### SHORT PROBLEM:
Read the records below and copy each line that contains "SYOWA".

### PROVIDED MATERIAL:
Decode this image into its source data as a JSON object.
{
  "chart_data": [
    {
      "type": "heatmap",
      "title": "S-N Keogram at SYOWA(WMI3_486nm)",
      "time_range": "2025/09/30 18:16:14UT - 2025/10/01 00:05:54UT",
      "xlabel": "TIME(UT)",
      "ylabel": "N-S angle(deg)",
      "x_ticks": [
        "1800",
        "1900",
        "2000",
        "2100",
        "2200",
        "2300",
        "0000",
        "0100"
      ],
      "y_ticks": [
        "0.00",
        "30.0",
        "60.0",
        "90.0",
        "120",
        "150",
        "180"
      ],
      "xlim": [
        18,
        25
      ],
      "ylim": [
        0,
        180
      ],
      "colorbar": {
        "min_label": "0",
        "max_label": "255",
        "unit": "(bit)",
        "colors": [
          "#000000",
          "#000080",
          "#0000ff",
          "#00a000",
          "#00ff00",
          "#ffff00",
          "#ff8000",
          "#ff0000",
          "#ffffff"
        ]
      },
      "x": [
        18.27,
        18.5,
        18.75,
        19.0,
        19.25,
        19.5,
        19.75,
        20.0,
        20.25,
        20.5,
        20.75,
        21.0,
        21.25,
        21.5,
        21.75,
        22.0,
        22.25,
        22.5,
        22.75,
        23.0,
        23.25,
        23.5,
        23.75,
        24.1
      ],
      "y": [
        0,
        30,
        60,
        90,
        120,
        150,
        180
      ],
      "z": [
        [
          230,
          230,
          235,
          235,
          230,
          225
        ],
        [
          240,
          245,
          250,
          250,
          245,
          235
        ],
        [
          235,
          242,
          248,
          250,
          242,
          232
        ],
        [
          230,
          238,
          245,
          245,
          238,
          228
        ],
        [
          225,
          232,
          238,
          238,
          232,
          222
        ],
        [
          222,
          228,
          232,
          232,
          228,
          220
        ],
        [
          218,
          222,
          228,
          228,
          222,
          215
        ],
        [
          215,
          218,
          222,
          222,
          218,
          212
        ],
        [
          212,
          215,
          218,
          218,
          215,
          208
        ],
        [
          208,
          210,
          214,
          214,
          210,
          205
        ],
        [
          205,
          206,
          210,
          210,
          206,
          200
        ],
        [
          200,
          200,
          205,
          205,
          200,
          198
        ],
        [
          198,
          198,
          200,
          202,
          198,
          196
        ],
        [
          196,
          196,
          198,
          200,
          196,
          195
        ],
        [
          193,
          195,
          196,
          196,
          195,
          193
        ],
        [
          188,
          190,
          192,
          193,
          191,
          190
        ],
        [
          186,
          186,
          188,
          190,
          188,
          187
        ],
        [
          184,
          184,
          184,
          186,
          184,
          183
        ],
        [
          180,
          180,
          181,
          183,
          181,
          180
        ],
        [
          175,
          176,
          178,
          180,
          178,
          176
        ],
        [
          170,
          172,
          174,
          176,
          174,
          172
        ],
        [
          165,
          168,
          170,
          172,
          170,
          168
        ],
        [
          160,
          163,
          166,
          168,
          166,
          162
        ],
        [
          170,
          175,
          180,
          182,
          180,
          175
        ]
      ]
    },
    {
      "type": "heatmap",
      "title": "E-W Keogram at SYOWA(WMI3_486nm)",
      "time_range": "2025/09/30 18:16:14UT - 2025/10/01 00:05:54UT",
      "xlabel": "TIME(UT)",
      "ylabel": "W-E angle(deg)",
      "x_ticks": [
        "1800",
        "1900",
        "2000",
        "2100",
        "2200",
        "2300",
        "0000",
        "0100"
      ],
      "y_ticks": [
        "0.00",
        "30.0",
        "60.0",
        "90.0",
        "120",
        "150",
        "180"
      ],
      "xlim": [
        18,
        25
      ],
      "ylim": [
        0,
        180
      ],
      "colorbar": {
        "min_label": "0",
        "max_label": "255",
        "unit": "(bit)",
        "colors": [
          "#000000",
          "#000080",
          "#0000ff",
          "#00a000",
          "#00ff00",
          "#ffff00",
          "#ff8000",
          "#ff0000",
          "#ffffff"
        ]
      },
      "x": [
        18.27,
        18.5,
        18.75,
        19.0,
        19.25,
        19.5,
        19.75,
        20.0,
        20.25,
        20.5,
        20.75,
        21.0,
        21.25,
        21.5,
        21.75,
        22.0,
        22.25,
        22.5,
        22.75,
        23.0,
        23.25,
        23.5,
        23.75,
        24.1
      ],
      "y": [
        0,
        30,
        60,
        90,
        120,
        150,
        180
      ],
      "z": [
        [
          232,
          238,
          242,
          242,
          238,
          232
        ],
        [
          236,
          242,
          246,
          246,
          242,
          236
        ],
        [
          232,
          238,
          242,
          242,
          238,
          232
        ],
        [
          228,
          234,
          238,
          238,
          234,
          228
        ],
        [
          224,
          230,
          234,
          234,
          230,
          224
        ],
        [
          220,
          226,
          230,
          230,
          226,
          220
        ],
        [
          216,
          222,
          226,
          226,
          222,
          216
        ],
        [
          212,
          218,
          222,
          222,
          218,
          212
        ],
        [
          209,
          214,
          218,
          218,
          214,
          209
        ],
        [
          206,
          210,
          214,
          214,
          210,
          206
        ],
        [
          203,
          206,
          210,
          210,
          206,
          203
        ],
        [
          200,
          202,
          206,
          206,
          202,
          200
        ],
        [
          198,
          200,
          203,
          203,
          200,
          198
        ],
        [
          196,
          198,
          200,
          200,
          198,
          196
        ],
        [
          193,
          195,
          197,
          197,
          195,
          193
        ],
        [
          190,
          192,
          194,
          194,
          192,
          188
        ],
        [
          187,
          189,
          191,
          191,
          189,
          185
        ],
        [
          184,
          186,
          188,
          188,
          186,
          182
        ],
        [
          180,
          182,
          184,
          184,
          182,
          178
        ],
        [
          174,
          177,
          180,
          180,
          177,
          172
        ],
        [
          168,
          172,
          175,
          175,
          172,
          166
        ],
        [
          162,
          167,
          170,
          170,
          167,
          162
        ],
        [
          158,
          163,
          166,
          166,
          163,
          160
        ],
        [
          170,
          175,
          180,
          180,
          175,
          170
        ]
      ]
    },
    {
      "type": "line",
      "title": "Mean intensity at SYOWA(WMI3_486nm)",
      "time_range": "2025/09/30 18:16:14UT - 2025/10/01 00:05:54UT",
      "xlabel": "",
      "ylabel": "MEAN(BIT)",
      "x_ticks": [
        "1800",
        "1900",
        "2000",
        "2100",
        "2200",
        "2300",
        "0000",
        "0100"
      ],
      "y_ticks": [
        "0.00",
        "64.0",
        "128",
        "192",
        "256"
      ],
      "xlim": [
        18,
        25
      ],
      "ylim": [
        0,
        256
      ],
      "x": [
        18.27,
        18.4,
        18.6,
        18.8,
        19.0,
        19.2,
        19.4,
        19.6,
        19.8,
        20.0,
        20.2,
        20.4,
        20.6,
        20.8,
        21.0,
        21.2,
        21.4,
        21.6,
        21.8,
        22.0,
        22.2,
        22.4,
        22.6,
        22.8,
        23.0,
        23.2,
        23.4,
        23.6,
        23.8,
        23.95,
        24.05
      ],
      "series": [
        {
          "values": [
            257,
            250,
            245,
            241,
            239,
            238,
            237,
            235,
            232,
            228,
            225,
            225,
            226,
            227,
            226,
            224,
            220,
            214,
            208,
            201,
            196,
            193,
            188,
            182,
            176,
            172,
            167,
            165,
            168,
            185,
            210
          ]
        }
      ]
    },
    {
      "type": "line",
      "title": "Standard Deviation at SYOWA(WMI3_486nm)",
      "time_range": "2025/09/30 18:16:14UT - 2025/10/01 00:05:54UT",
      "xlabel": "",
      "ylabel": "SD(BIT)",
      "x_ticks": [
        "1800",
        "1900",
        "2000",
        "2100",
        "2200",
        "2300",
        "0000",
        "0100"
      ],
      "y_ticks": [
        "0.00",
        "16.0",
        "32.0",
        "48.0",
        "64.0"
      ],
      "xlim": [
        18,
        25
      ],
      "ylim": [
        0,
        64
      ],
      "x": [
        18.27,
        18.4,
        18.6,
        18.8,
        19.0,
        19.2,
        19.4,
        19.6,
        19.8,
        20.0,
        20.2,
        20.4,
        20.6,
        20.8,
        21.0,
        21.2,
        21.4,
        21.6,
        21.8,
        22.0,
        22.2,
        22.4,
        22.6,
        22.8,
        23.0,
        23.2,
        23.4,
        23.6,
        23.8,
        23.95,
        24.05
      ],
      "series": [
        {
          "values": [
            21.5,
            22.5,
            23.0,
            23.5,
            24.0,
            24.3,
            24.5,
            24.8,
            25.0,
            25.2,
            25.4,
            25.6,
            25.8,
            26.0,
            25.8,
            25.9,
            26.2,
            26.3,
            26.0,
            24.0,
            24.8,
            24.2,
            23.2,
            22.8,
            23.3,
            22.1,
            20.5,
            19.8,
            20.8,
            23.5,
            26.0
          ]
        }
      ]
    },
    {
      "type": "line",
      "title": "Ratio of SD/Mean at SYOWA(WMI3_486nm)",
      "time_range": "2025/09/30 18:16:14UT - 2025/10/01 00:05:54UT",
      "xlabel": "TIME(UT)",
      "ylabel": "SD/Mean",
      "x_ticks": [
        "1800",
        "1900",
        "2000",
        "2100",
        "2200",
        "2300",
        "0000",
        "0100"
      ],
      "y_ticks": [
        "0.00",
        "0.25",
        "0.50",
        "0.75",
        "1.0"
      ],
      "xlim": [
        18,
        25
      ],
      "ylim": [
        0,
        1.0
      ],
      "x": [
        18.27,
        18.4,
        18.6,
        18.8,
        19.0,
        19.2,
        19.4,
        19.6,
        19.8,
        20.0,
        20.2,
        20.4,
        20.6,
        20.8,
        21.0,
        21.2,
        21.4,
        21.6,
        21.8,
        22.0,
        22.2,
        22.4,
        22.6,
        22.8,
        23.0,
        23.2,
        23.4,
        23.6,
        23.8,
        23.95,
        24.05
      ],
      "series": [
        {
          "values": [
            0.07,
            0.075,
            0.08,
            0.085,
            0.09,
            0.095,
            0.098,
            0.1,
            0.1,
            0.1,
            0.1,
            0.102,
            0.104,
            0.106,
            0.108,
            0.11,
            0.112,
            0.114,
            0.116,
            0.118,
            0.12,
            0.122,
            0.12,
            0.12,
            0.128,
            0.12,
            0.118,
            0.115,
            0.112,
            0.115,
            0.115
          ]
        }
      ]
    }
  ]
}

### EXERCISE SOLUTION:
      "title": "S-N Keogram at SYOWA(WMI3_486nm)",
      "title": "E-W Keogram at SYOWA(WMI3_486nm)",
      "title": "Mean intensity at SYOWA(WMI3_486nm)",
      "title": "Standard Deviation at SYOWA(WMI3_486nm)",
      "title": "Ratio of SD/Mean at SYOWA(WMI3_486nm)",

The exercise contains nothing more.